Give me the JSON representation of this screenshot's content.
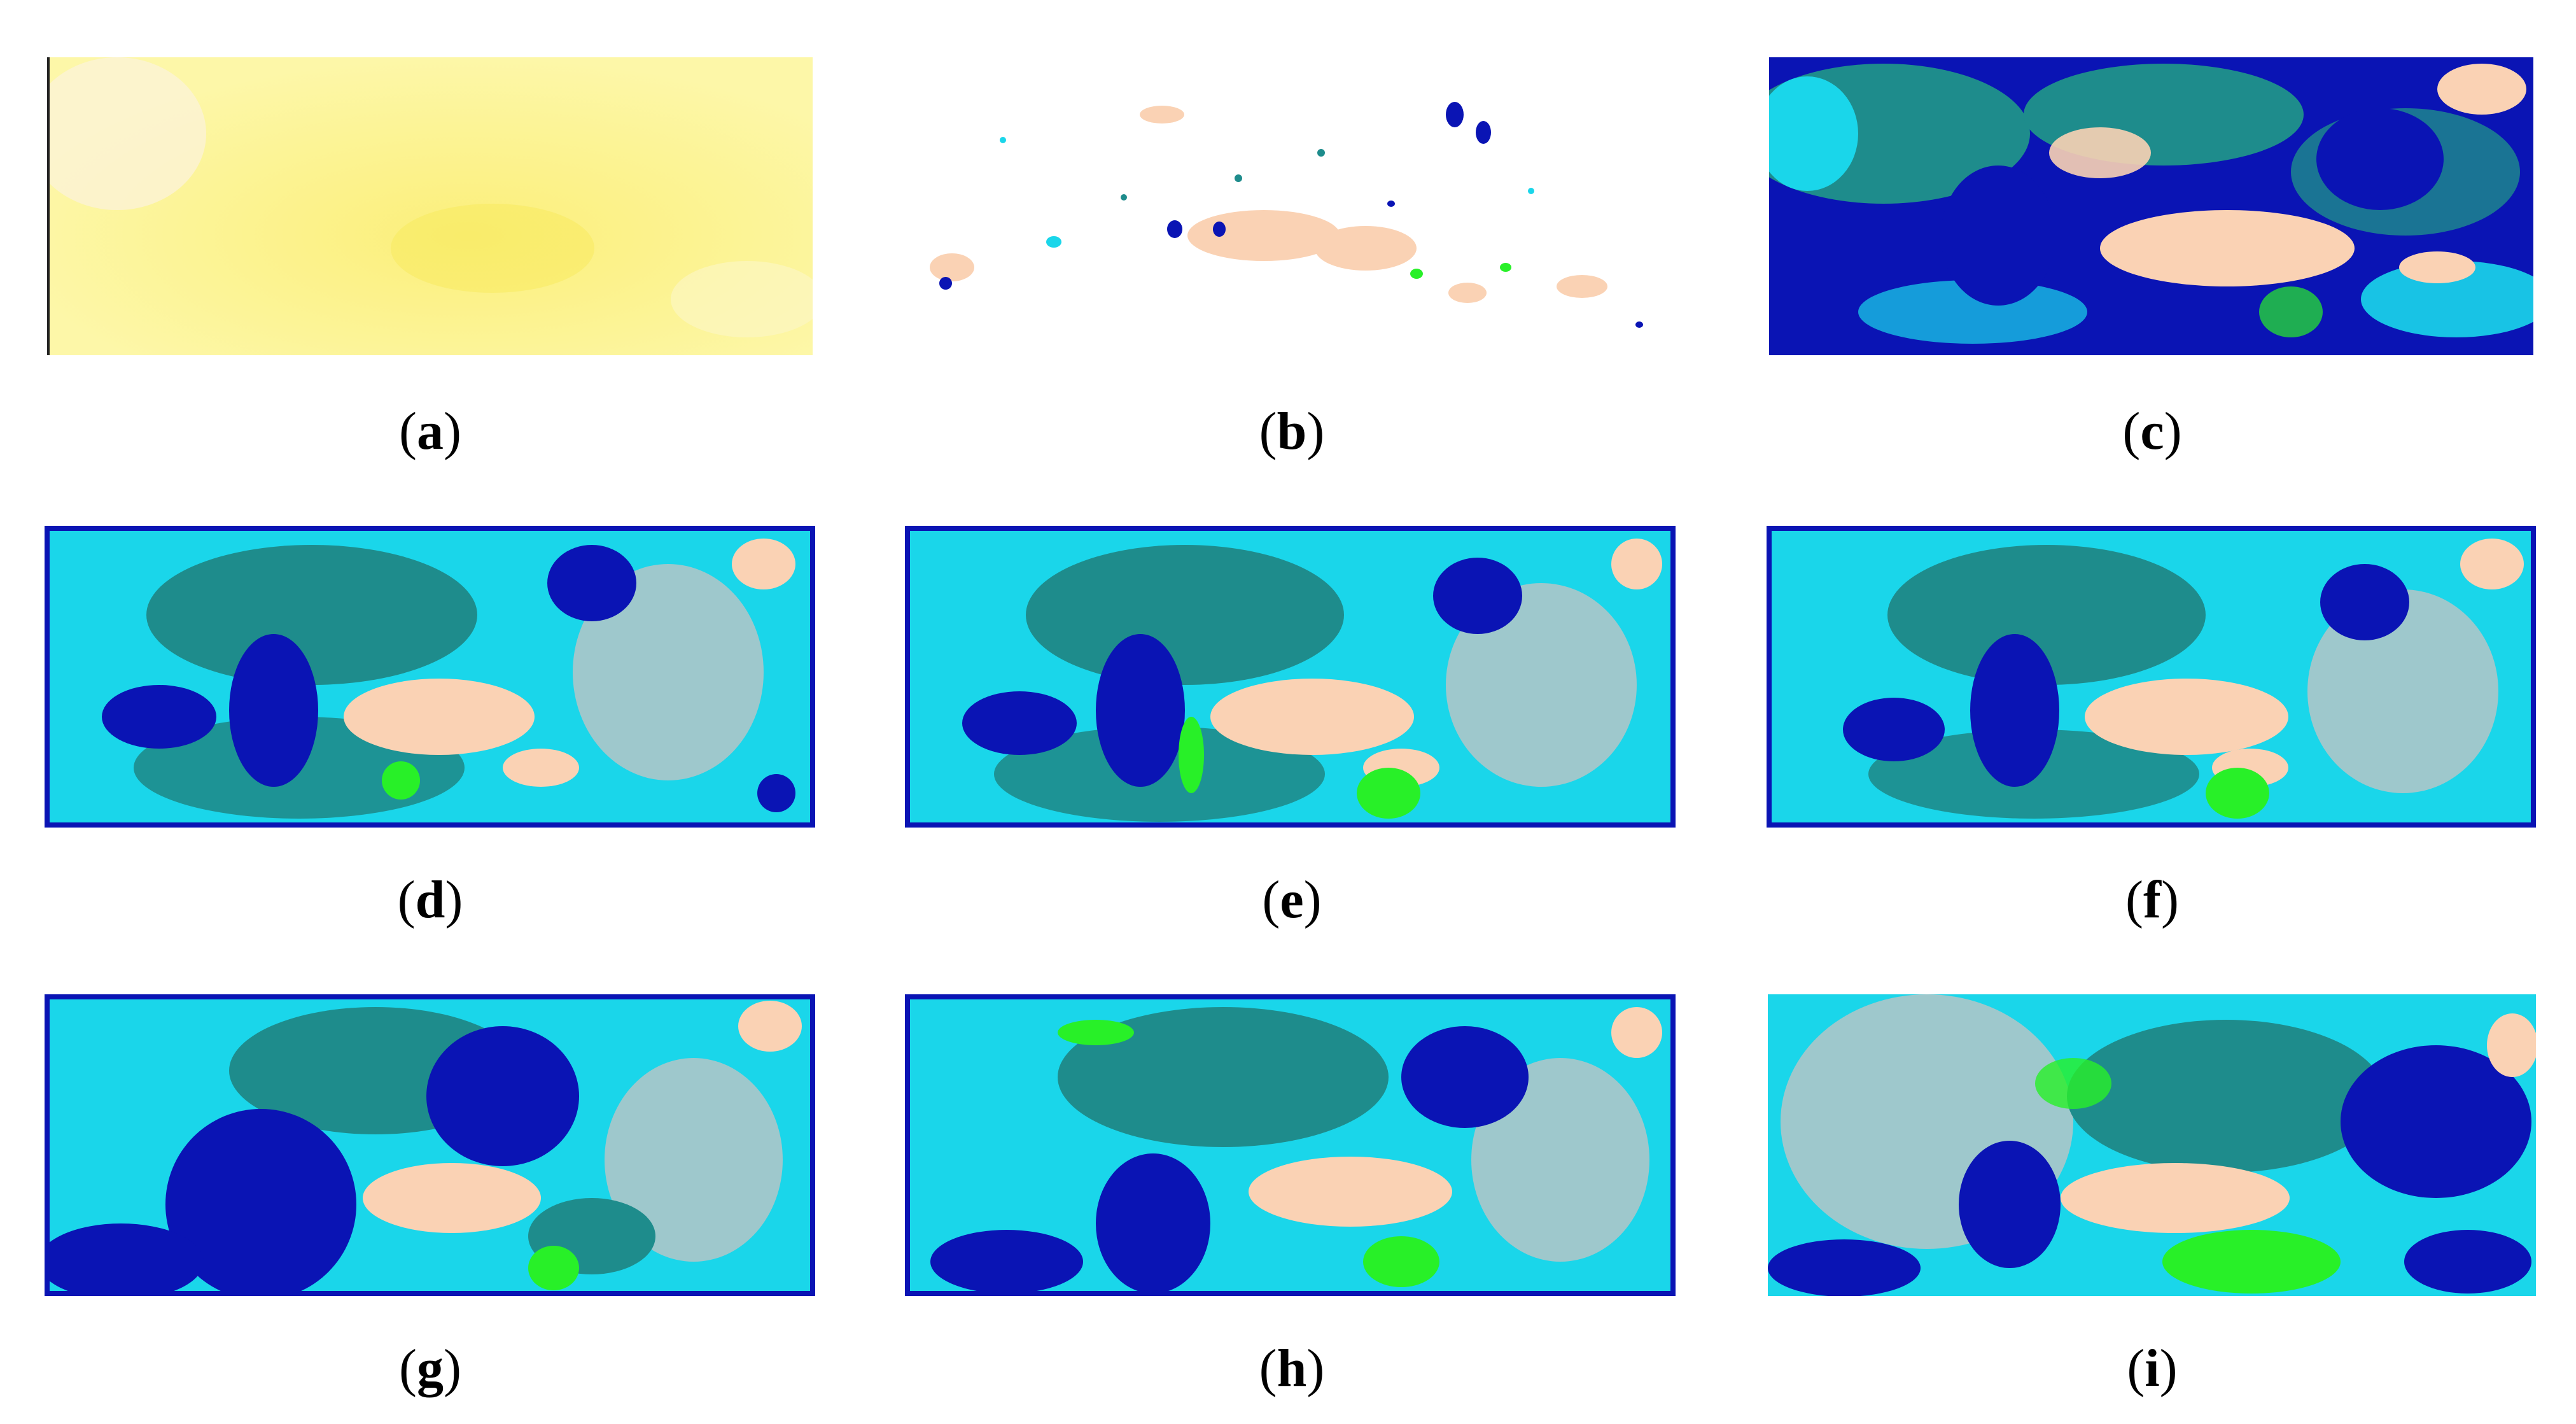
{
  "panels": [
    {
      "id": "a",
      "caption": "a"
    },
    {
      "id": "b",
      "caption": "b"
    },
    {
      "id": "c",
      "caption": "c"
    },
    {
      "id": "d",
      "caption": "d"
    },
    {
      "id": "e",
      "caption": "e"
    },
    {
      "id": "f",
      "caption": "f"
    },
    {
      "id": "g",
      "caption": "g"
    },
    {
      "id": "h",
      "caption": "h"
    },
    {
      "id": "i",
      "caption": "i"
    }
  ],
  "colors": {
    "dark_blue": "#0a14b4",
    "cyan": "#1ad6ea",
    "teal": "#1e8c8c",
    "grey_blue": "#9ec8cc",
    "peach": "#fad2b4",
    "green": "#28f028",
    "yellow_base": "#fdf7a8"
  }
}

•••••

Establish how many lines of the material above hold the word "caption". Nothing but the count should be returned.

9